WHAT YOU NEED TO DO -
Copy out exactly the lines from the one containing "Output the text content of this document." to the last line of the records below, both included, and leave out any pictures.

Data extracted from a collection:
==========
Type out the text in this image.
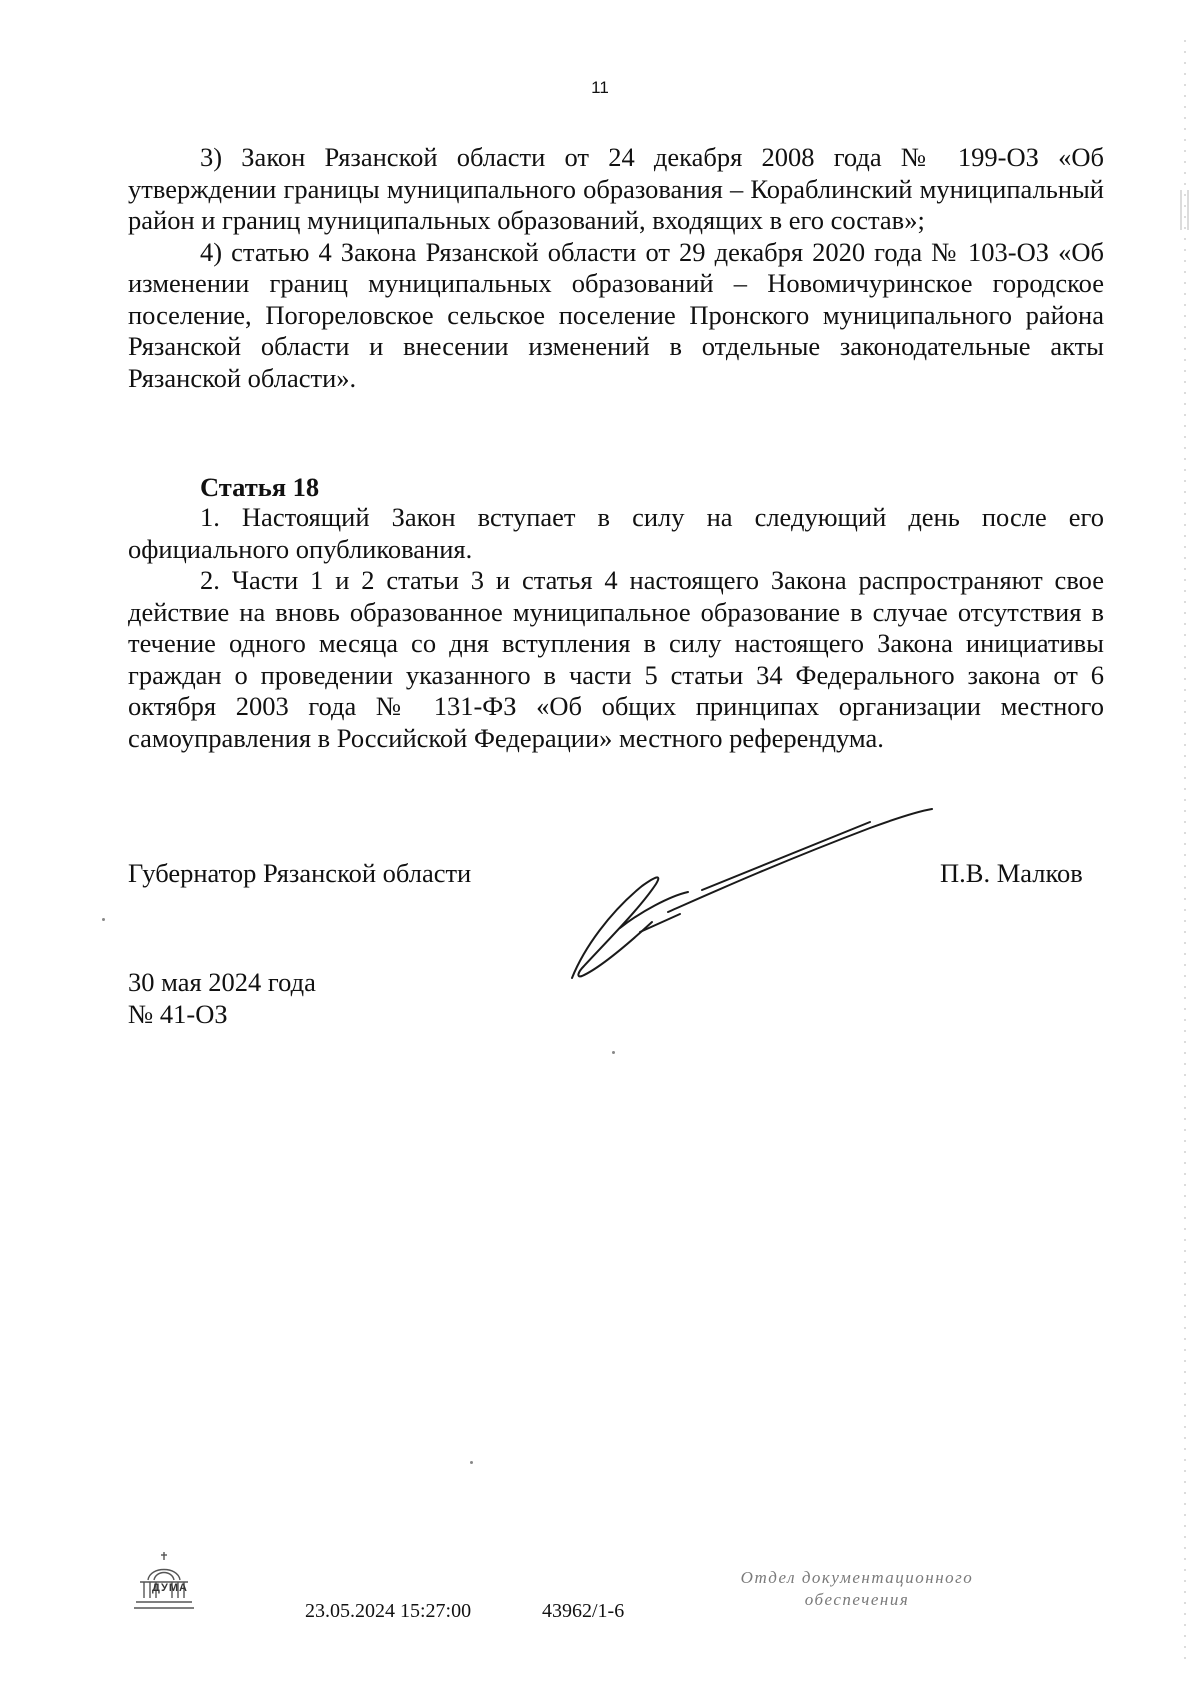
11

3) Закон Рязанской области от 24 декабря 2008 года № 199-ОЗ «Об утверждении границы муниципального образования – Кораблинский муниципальный район и границ муниципальных образований, входящих в его состав»;

4) статью 4 Закона Рязанской области от 29 декабря 2020 года № 103-ОЗ «Об изменении границ муниципальных образований – Новомичуринское городское поселение, Погореловское сельское поселение Пронского муниципального района Рязанской области и внесении изменений в отдельные законодательные акты Рязанской области».

Статья 18

1. Настоящий Закон вступает в силу на следующий день после его официального опубликования.

2. Части 1 и 2 статьи 3 и статья 4 настоящего Закона распространяют свое действие на вновь образованное муниципальное образование в случае отсутствия в течение одного месяца со дня вступления в силу настоящего Закона инициативы граждан о проведении указанного в части 5 статьи 34 Федерального закона от 6 октября 2003 года № 131-ФЗ «Об общих принципах организации местного самоуправления в Российской Федерации» местного референдума.

Губернатор Рязанской области	П.В. Малков
30 мая 2024 года
№ 41-ОЗ
ДУМА
23.05.2024 15:27:00	43962/1-6
Отдел документационного
обеспечения
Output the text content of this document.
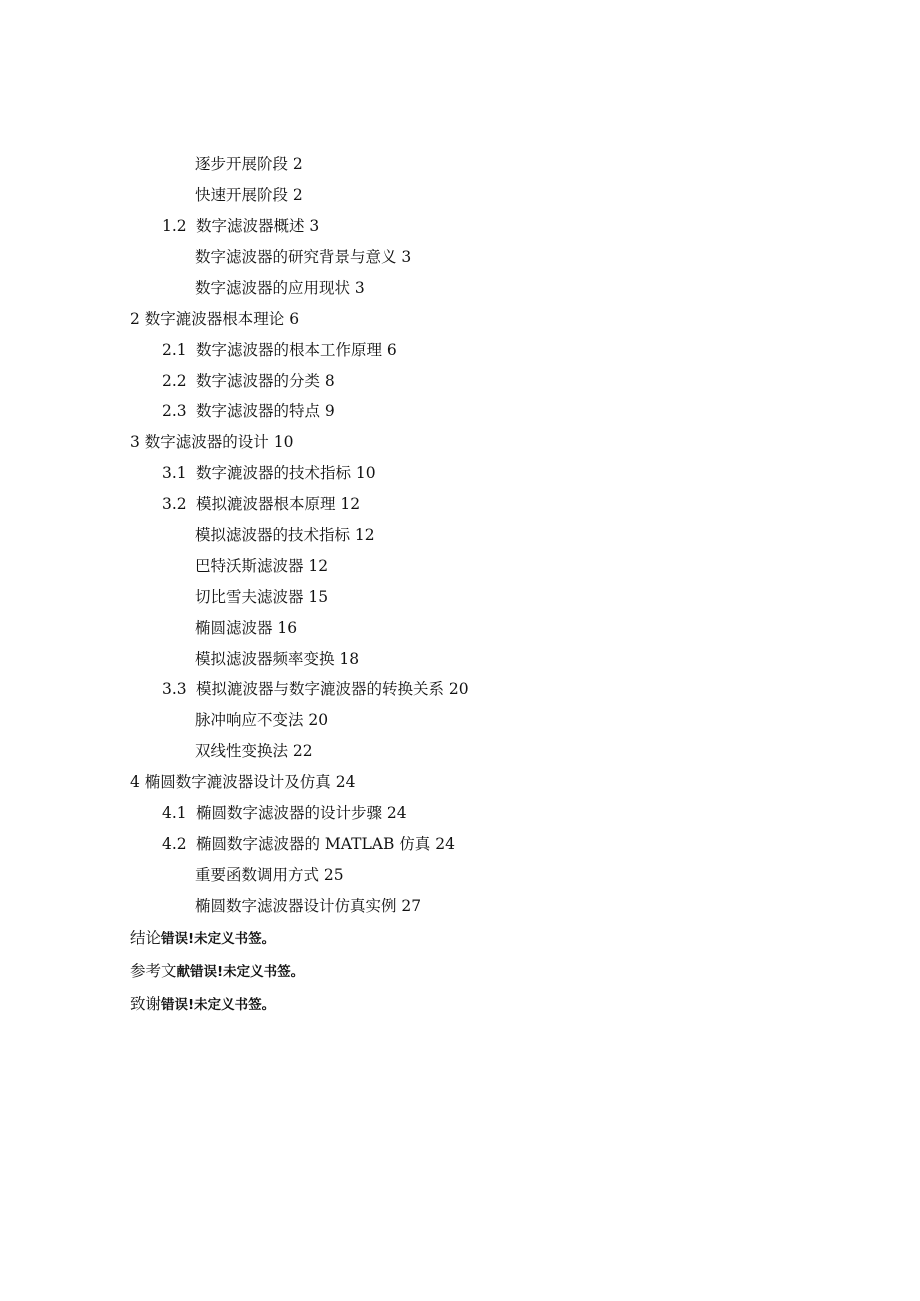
逐步开展阶段 2
快速开展阶段 2
1.2 数字滤波器概述 3
数字滤波器的研究背景与意义 3
数字滤波器的应用现状 3
2 数字漉波器根本理论 6
2.1 数字滤波器的根本工作原理 6
2.2 数字滤波器的分类 8
2.3 数字滤波器的特点 9
3 数字滤波器的设计 10
3.1 数字漉波器的技术指标 10
3.2 模拟漉波器根本原理 12
模拟滤波器的技术指标 12
巴特沃斯滤波器 12
切比雪夫滤波器 15
椭圆滤波器 16
模拟滤波器频率变换 18
3.3 模拟漉波器与数字漉波器的转换关系 20
脉冲响应不变法 20
双线性变换法 22
4 椭圆数字漉波器设计及仿真 24
4.1 椭圆数字滤波器的设计步骤 24
4.2 椭圆数字滤波器的 MATLAB 仿真 24
重要函数调用方式 25
椭圆数字滤波器设计仿真实例 27
结论错误!未定义书签。
参考文献错误!未定义书签。
致谢错误!未定义书签。
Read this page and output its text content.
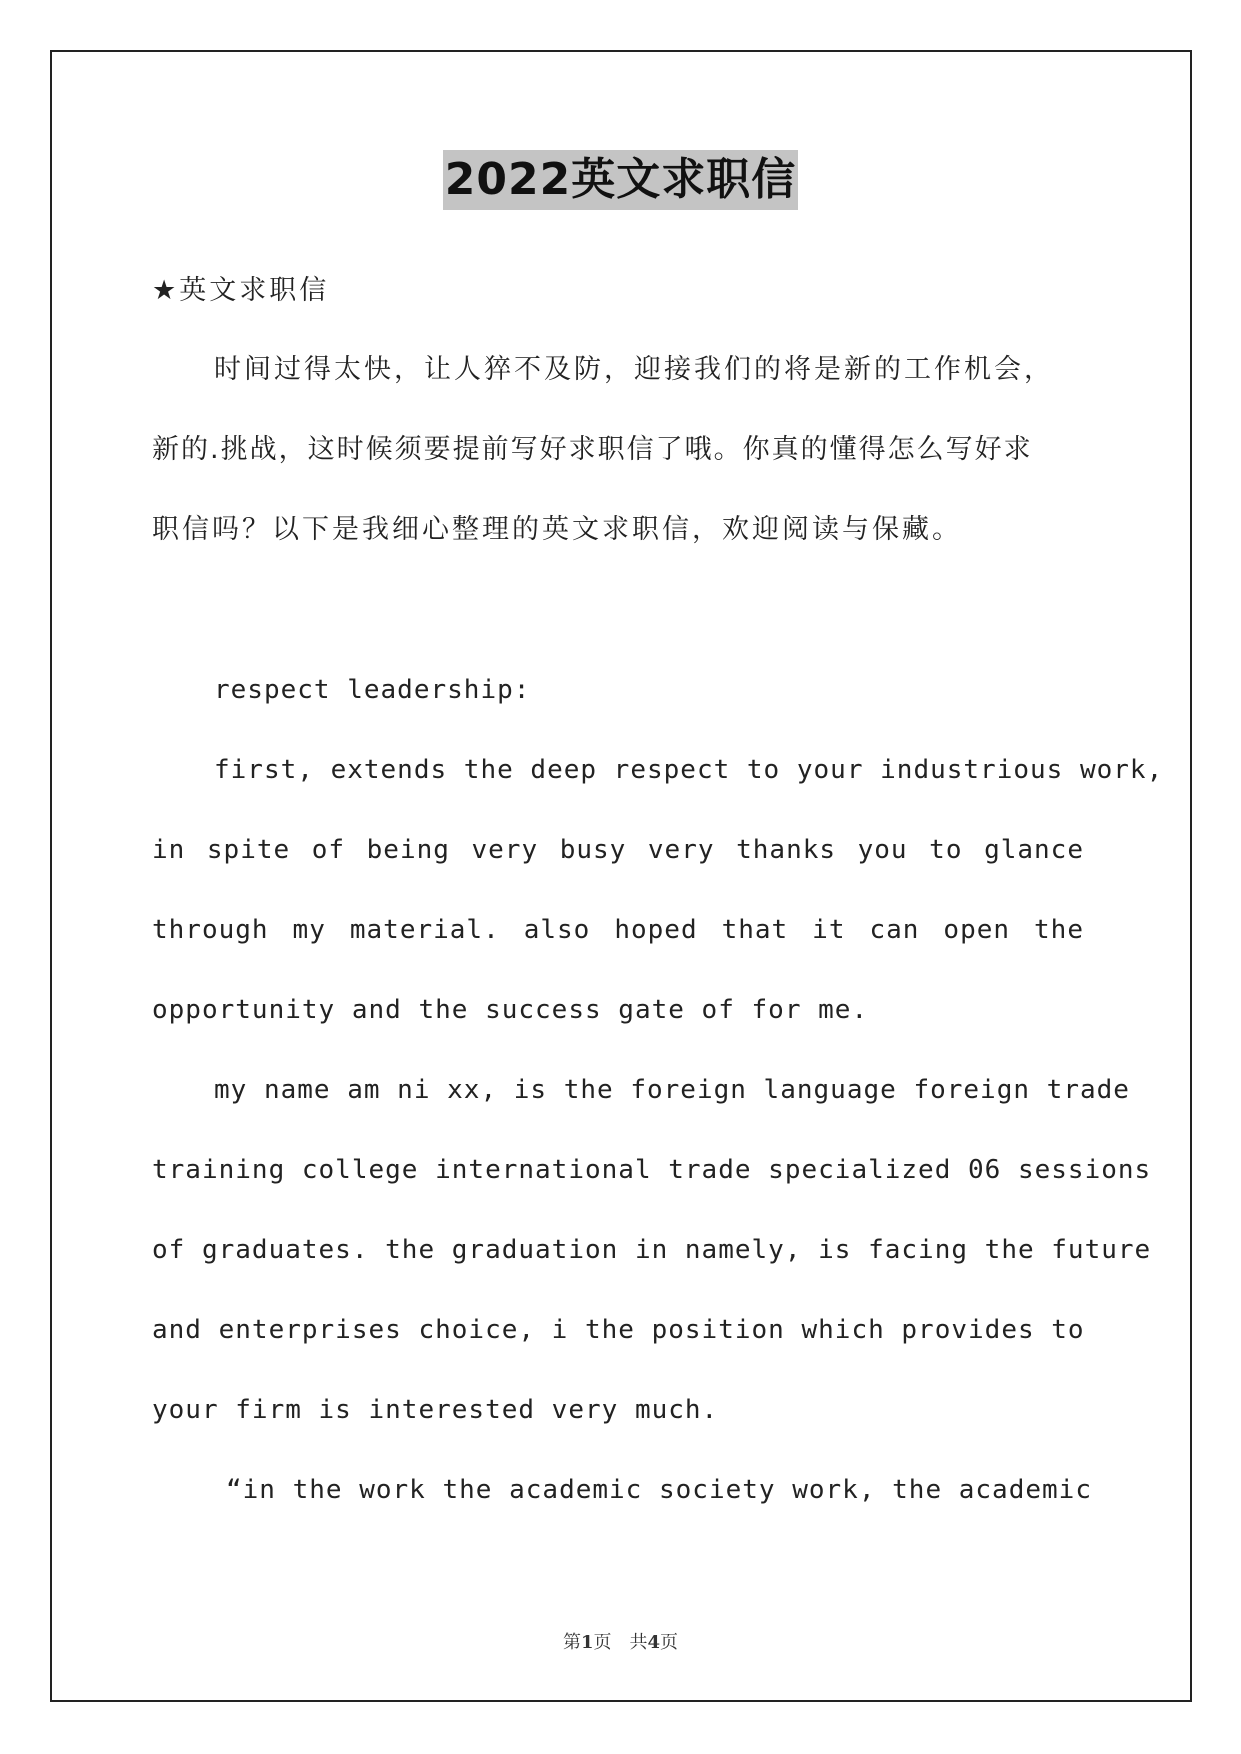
2022英文求职信
★英文求职信
时间过得太快，让人猝不及防，迎接我们的将是新的工作机会，
新的.挑战，这时候须要提前写好求职信了哦。你真的懂得怎么写好求
职信吗？以下是我细心整理的英文求职信，欢迎阅读与保藏。
respect leadership:
first, extends the deep respect to your industrious work,
in spite of being very busy very thanks you to glance
through my material. also hoped that it can open the
opportunity and the success gate of for me.
my name am ni xx, is the foreign language foreign trade
training college international trade specialized 06 sessions
of graduates. the graduation in namely, is facing the future
and enterprises choice, i the position which provides to
your firm is interested very much.
“in the work the academic society work, the academic
第1页　共4页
==========
RESULT OF THE EXERCISE -
Output the text content of this document.
逐步开展阶段 2
快速开展阶段 2
1.2 数字滤波器概述 3
数字滤波器的研究背景与意义 3
数字滤波器的应用现状 3
2 数字漉波器根本理论 6
2.1 数字滤波器的根本工作原理 6
2.2 数字滤波器的分类 8
2.3 数字滤波器的特点 9
3 数字滤波器的设计 10
3.1 数字漉波器的技术指标 10
3.2 模拟漉波器根本原理 12
模拟滤波器的技术指标 12
巴特沃斯滤波器 12
切比雪夫滤波器 15
椭圆滤波器 16
模拟滤波器频率变换 18
3.3 模拟漉波器与数字漉波器的转换关系 20
脉冲响应不变法 20
双线性变换法 22
4 椭圆数字漉波器设计及仿真 24
4.1 椭圆数字滤波器的设计步骤 24
4.2 椭圆数字滤波器的 MATLAB 仿真 24
重要函数调用方式 25
椭圆数字滤波器设计仿真实例 27
结论错误!未定义书签。
参考文献错误!未定义书签。
致谢错误!未定义书签。
Read this page and output its text content.
2022英文求职信
★英文求职信
时间过得太快，让人猝不及防，迎接我们的将是新的工作机会，
新的.挑战，这时候须要提前写好求职信了哦。你真的懂得怎么写好求
职信吗？以下是我细心整理的英文求职信，欢迎阅读与保藏。
respect leadership:
first, extends the deep respect to your industrious work,
in spite of being very busy very thanks you to glance
through my material. also hoped that it can open the
opportunity and the success gate of for me.
my name am ni xx, is the foreign language foreign trade
training college international trade specialized 06 sessions
of graduates. the graduation in namely, is facing the future
and enterprises choice, i the position which provides to
your firm is interested very much.
“in the work the academic society work, the academic
第1页　共4页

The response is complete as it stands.